Short exercise -> Leave every picture out and write out the records below exactly.

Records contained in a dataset
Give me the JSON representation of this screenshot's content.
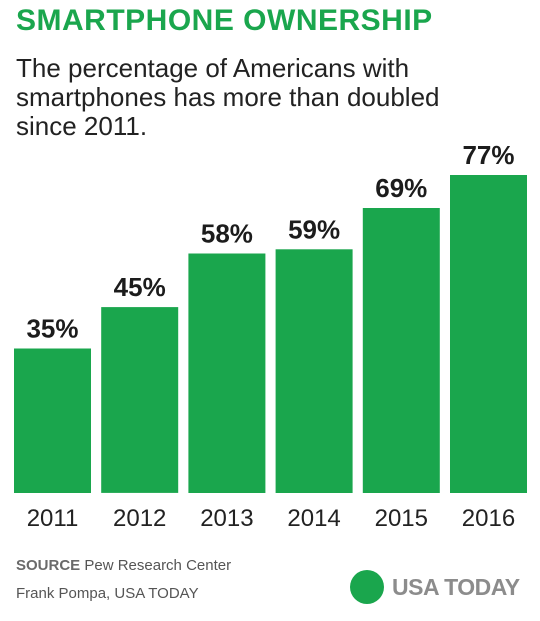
{
  "header": {
    "title": "SMARTPHONE OWNERSHIP",
    "subtitle": "The percentage of Americans with smartphones has more than doubled since 2011."
  },
  "chart_data": {
    "type": "bar",
    "categories": [
      "2011",
      "2012",
      "2013",
      "2014",
      "2015",
      "2016"
    ],
    "values": [
      35,
      45,
      58,
      59,
      69,
      77
    ],
    "value_labels": [
      "35%",
      "45%",
      "58%",
      "59%",
      "69%",
      "77%"
    ],
    "ylim": [
      0,
      100
    ],
    "bar_color": "#1aa64d",
    "grid": false,
    "legend": "none"
  },
  "footer": {
    "source_key": "SOURCE",
    "source_text": "Pew Research Center",
    "credit": "Frank Pompa, USA TODAY",
    "brand": "USA TODAY"
  },
  "colors": {
    "accent": "#1aa64d",
    "text": "#222222",
    "brand_gray": "#8c8c8c"
  }
}
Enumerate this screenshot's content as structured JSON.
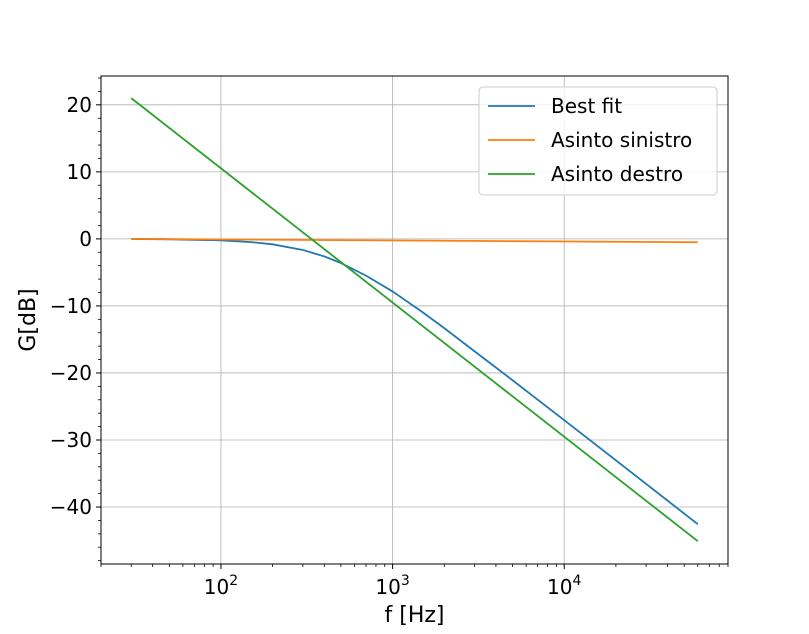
{
  "chart_data": {
    "type": "line",
    "xlabel": "f [Hz]",
    "ylabel": "G[dB]",
    "xscale": "log",
    "xlim": [
      20,
      90000
    ],
    "ylim": [
      -48.5,
      24.3
    ],
    "x_ticks": [
      {
        "value": 100,
        "base": "10",
        "exp": "2"
      },
      {
        "value": 1000,
        "base": "10",
        "exp": "3"
      },
      {
        "value": 10000,
        "base": "10",
        "exp": "4"
      }
    ],
    "y_ticks": [
      {
        "value": 20,
        "label": "20"
      },
      {
        "value": 10,
        "label": "10"
      },
      {
        "value": 0,
        "label": "0"
      },
      {
        "value": -10,
        "label": "−10"
      },
      {
        "value": -20,
        "label": "−20"
      },
      {
        "value": -30,
        "label": "−30"
      },
      {
        "value": -40,
        "label": "−40"
      }
    ],
    "grid": true,
    "legend_position": "top-right",
    "series": [
      {
        "name": "Best fit",
        "color": "#1f77b4",
        "x": [
          30,
          50,
          100,
          150,
          200,
          300,
          400,
          500,
          700,
          1000,
          1500,
          2000,
          3000,
          5000,
          10000,
          20000,
          60000
        ],
        "y": [
          -0.02,
          -0.06,
          -0.21,
          -0.48,
          -0.81,
          -1.65,
          -2.62,
          -3.6,
          -5.48,
          -7.84,
          -10.96,
          -13.31,
          -16.76,
          -21.09,
          -27.04,
          -33.03,
          -42.56
        ]
      },
      {
        "name": "Asinto sinistro",
        "color": "#ff7f0e",
        "x": [
          30,
          60000
        ],
        "y": [
          0.0,
          -0.5
        ]
      },
      {
        "name": "Asinto destro",
        "color": "#2ca02c",
        "x": [
          30,
          60000
        ],
        "y": [
          21.0,
          -45.1
        ]
      }
    ]
  }
}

Expected output ->
Give me the JSON representation of this screenshot's content.
{
  "header": {
    "title": "SMARTPHONE OWNERSHIP",
    "subtitle": "The percentage of Americans with smartphones has more than doubled since 2011."
  },
  "chart_data": {
    "type": "bar",
    "categories": [
      "2011",
      "2012",
      "2013",
      "2014",
      "2015",
      "2016"
    ],
    "values": [
      35,
      45,
      58,
      59,
      69,
      77
    ],
    "value_labels": [
      "35%",
      "45%",
      "58%",
      "59%",
      "69%",
      "77%"
    ],
    "ylim": [
      0,
      100
    ],
    "bar_color": "#1aa64d",
    "grid": false,
    "legend": "none"
  },
  "footer": {
    "source_key": "SOURCE",
    "source_text": "Pew Research Center",
    "credit": "Frank Pompa, USA TODAY",
    "brand": "USA TODAY"
  },
  "colors": {
    "accent": "#1aa64d",
    "text": "#222222",
    "brand_gray": "#8c8c8c"
  }
}
Enumerate this screenshot's content as structured JSON.
{
  "chart_data": {
    "type": "line",
    "xlabel": "f [Hz]",
    "ylabel": "G[dB]",
    "xscale": "log",
    "xlim": [
      20,
      90000
    ],
    "ylim": [
      -48.5,
      24.3
    ],
    "x_ticks": [
      {
        "value": 100,
        "base": "10",
        "exp": "2"
      },
      {
        "value": 1000,
        "base": "10",
        "exp": "3"
      },
      {
        "value": 10000,
        "base": "10",
        "exp": "4"
      }
    ],
    "y_ticks": [
      {
        "value": 20,
        "label": "20"
      },
      {
        "value": 10,
        "label": "10"
      },
      {
        "value": 0,
        "label": "0"
      },
      {
        "value": -10,
        "label": "−10"
      },
      {
        "value": -20,
        "label": "−20"
      },
      {
        "value": -30,
        "label": "−30"
      },
      {
        "value": -40,
        "label": "−40"
      }
    ],
    "grid": true,
    "legend_position": "top-right",
    "series": [
      {
        "name": "Best fit",
        "color": "#1f77b4",
        "x": [
          30,
          50,
          100,
          150,
          200,
          300,
          400,
          500,
          700,
          1000,
          1500,
          2000,
          3000,
          5000,
          10000,
          20000,
          60000
        ],
        "y": [
          -0.02,
          -0.06,
          -0.21,
          -0.48,
          -0.81,
          -1.65,
          -2.62,
          -3.6,
          -5.48,
          -7.84,
          -10.96,
          -13.31,
          -16.76,
          -21.09,
          -27.04,
          -33.03,
          -42.56
        ]
      },
      {
        "name": "Asinto sinistro",
        "color": "#ff7f0e",
        "x": [
          30,
          60000
        ],
        "y": [
          0.0,
          -0.5
        ]
      },
      {
        "name": "Asinto destro",
        "color": "#2ca02c",
        "x": [
          30,
          60000
        ],
        "y": [
          21.0,
          -45.1
        ]
      }
    ]
  }
}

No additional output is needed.